* _TO BE DONE_:
Quote the listing below in its entirety, omitting every image.

* _SUPPLIED RECORDS_:

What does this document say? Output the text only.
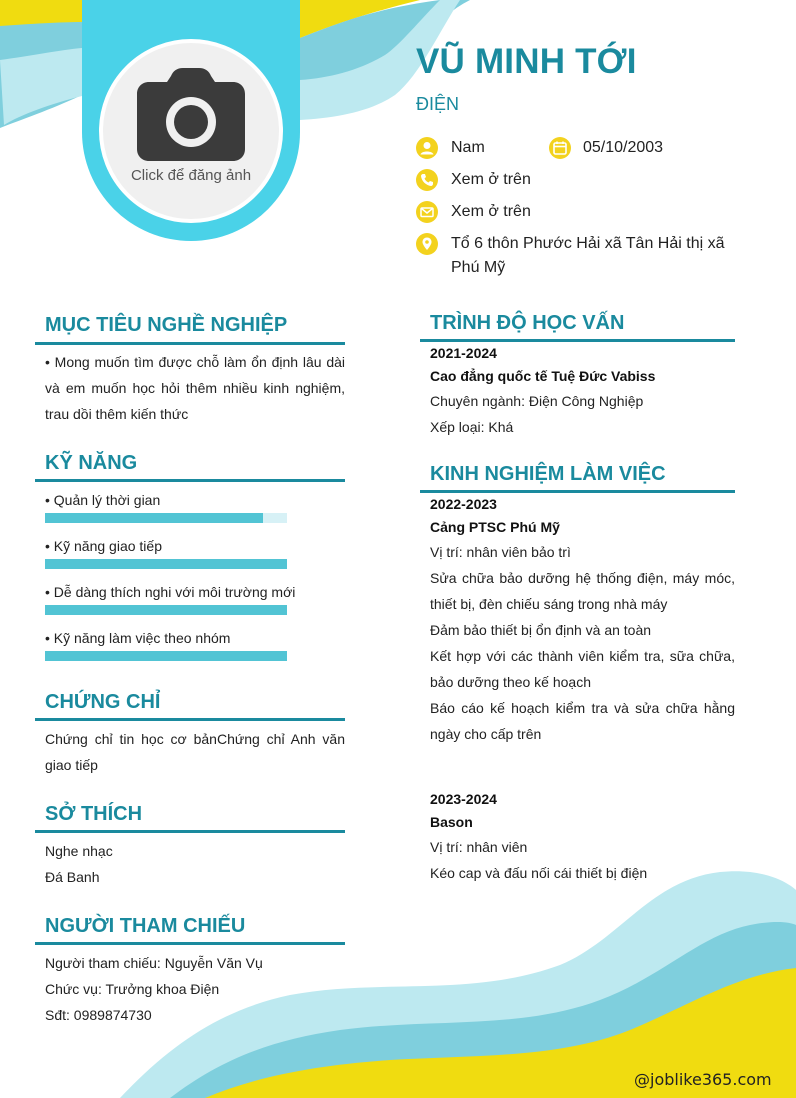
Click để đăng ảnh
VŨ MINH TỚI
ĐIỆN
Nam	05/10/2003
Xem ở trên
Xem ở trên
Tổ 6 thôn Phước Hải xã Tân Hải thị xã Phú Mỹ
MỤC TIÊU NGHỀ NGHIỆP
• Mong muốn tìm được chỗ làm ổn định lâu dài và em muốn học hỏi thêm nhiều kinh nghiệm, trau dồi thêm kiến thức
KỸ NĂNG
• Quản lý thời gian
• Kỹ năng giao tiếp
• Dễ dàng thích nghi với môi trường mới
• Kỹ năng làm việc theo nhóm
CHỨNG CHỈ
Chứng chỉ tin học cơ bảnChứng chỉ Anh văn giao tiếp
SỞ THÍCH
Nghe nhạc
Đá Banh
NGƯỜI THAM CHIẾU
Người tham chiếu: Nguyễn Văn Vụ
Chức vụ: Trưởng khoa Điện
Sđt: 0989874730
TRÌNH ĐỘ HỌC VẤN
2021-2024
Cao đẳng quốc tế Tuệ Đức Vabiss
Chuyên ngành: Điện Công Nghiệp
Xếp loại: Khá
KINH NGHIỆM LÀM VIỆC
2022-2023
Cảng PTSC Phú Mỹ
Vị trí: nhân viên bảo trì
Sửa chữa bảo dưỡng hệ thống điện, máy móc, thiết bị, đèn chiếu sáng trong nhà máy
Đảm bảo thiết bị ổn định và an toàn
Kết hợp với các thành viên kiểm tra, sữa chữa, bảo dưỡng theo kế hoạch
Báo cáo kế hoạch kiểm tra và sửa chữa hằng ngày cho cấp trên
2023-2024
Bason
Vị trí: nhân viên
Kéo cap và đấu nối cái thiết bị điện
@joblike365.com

* _EXERCISE ANSWER_:
What does this document say? Output the text only.
Click để đăng ảnh
VŨ MINH TỚI
ĐIỆN
Nam	05/10/2003
Xem ở trên
Xem ở trên
Tổ 6 thôn Phước Hải xã Tân Hải thị xã Phú Mỹ
MỤC TIÊU NGHỀ NGHIỆP
• Mong muốn tìm được chỗ làm ổn định lâu dài và em muốn học hỏi thêm nhiều kinh nghiệm, trau dồi thêm kiến thức
KỸ NĂNG
• Quản lý thời gian
• Kỹ năng giao tiếp
• Dễ dàng thích nghi với môi trường mới
• Kỹ năng làm việc theo nhóm
CHỨNG CHỈ
Chứng chỉ tin học cơ bảnChứng chỉ Anh văn giao tiếp
SỞ THÍCH
Nghe nhạc
Đá Banh
NGƯỜI THAM CHIẾU
Người tham chiếu: Nguyễn Văn Vụ
Chức vụ: Trưởng khoa Điện
Sđt: 0989874730
TRÌNH ĐỘ HỌC VẤN
2021-2024
Cao đẳng quốc tế Tuệ Đức Vabiss
Chuyên ngành: Điện Công Nghiệp
Xếp loại: Khá
KINH NGHIỆM LÀM VIỆC
2022-2023
Cảng PTSC Phú Mỹ
Vị trí: nhân viên bảo trì
Sửa chữa bảo dưỡng hệ thống điện, máy móc, thiết bị, đèn chiếu sáng trong nhà máy
Đảm bảo thiết bị ổn định và an toàn
Kết hợp với các thành viên kiểm tra, sữa chữa, bảo dưỡng theo kế hoạch
Báo cáo kế hoạch kiểm tra và sửa chữa hằng ngày cho cấp trên
2023-2024
Bason
Vị trí: nhân viên
Kéo cap và đấu nối cái thiết bị điện
@joblike365.com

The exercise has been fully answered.